_PROVIDED RECORDS_:
[Start of Attachment]

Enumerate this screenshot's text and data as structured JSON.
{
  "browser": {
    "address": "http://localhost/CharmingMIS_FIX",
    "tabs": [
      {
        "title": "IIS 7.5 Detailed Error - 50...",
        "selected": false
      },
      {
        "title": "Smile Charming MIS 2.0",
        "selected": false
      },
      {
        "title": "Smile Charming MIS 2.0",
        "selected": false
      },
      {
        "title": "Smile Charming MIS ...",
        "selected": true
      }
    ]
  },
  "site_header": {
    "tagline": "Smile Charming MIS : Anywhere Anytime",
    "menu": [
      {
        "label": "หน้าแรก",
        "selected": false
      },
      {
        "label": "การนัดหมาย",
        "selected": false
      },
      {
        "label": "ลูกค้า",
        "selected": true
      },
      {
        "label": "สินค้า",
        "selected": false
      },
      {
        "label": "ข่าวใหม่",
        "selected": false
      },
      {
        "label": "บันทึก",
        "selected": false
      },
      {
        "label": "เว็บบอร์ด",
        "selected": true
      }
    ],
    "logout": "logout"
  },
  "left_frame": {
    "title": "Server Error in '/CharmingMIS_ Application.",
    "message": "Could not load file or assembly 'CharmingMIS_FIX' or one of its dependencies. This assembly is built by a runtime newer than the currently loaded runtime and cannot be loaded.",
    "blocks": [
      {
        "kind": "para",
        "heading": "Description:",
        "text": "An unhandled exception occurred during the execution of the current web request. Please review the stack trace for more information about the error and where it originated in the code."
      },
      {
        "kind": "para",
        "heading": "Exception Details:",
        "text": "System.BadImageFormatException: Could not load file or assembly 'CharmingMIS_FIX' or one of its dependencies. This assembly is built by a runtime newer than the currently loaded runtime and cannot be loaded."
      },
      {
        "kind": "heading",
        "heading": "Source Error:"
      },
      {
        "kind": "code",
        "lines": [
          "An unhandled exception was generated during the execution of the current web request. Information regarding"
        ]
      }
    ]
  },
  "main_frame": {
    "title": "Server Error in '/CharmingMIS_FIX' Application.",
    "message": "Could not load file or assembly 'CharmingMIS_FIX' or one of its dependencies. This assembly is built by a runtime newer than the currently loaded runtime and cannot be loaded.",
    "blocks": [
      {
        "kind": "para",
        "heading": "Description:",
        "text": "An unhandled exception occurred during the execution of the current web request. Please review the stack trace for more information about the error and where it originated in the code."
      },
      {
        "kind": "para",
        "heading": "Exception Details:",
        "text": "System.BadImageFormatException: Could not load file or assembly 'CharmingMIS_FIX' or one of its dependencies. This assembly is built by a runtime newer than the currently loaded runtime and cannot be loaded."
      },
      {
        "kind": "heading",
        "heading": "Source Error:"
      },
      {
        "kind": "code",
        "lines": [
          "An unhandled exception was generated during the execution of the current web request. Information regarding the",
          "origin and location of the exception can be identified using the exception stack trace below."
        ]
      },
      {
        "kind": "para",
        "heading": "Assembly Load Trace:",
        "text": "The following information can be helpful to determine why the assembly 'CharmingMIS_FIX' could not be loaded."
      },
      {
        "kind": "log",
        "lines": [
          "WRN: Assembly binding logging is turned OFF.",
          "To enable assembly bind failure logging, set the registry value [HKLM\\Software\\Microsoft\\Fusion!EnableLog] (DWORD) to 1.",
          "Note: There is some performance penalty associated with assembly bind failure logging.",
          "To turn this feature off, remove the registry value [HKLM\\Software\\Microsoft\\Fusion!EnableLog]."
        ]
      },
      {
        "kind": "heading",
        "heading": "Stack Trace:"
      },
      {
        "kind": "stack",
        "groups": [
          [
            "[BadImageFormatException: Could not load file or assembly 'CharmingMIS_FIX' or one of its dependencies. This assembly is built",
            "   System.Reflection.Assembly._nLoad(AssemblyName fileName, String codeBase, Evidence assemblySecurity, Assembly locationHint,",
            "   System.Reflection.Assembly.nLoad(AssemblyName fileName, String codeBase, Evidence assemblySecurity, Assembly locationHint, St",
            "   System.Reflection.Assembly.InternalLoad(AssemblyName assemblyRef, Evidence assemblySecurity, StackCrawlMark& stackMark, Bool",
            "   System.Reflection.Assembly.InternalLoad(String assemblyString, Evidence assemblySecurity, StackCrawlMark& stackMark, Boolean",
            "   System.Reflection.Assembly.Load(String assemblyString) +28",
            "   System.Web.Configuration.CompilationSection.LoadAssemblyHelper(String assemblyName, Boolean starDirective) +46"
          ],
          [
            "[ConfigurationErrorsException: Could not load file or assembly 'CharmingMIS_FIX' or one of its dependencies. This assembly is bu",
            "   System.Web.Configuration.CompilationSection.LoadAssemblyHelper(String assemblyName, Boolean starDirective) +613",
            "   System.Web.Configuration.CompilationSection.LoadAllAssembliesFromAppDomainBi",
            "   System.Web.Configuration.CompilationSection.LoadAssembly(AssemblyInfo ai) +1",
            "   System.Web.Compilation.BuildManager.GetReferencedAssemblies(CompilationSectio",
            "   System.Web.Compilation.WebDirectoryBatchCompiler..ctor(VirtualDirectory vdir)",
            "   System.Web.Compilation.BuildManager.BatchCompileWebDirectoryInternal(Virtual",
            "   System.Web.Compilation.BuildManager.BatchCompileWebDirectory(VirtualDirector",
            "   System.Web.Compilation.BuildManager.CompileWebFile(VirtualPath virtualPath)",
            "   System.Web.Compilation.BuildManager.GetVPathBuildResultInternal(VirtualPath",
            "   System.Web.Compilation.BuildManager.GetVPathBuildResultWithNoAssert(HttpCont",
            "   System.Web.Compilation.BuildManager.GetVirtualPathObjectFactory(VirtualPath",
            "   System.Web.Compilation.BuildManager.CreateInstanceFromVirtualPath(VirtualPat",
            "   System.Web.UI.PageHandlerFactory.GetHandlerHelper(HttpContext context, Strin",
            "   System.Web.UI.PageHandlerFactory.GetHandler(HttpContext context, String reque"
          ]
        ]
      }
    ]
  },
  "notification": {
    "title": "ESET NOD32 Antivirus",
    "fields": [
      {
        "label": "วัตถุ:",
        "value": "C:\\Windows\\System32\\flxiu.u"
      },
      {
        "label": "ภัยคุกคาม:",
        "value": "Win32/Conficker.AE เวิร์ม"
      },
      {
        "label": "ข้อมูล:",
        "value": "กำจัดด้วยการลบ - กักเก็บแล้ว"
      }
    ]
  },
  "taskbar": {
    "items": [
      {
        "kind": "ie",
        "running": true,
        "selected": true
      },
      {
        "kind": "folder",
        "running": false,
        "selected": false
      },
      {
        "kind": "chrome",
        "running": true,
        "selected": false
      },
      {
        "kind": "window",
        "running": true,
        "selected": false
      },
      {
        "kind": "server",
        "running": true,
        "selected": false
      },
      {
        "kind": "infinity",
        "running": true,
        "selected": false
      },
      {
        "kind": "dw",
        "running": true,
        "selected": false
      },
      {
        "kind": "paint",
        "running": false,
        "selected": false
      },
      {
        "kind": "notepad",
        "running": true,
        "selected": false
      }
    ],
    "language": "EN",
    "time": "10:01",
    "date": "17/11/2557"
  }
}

[End of Attachment]

Display each line of the data where "context" occurs.

_TASK RESPONSE_:
            "   System.Web.UI.PageHandlerFactory.GetHandlerHelper(HttpContext context, Strin",
            "   System.Web.UI.PageHandlerFactory.GetHandler(HttpContext context, String reque"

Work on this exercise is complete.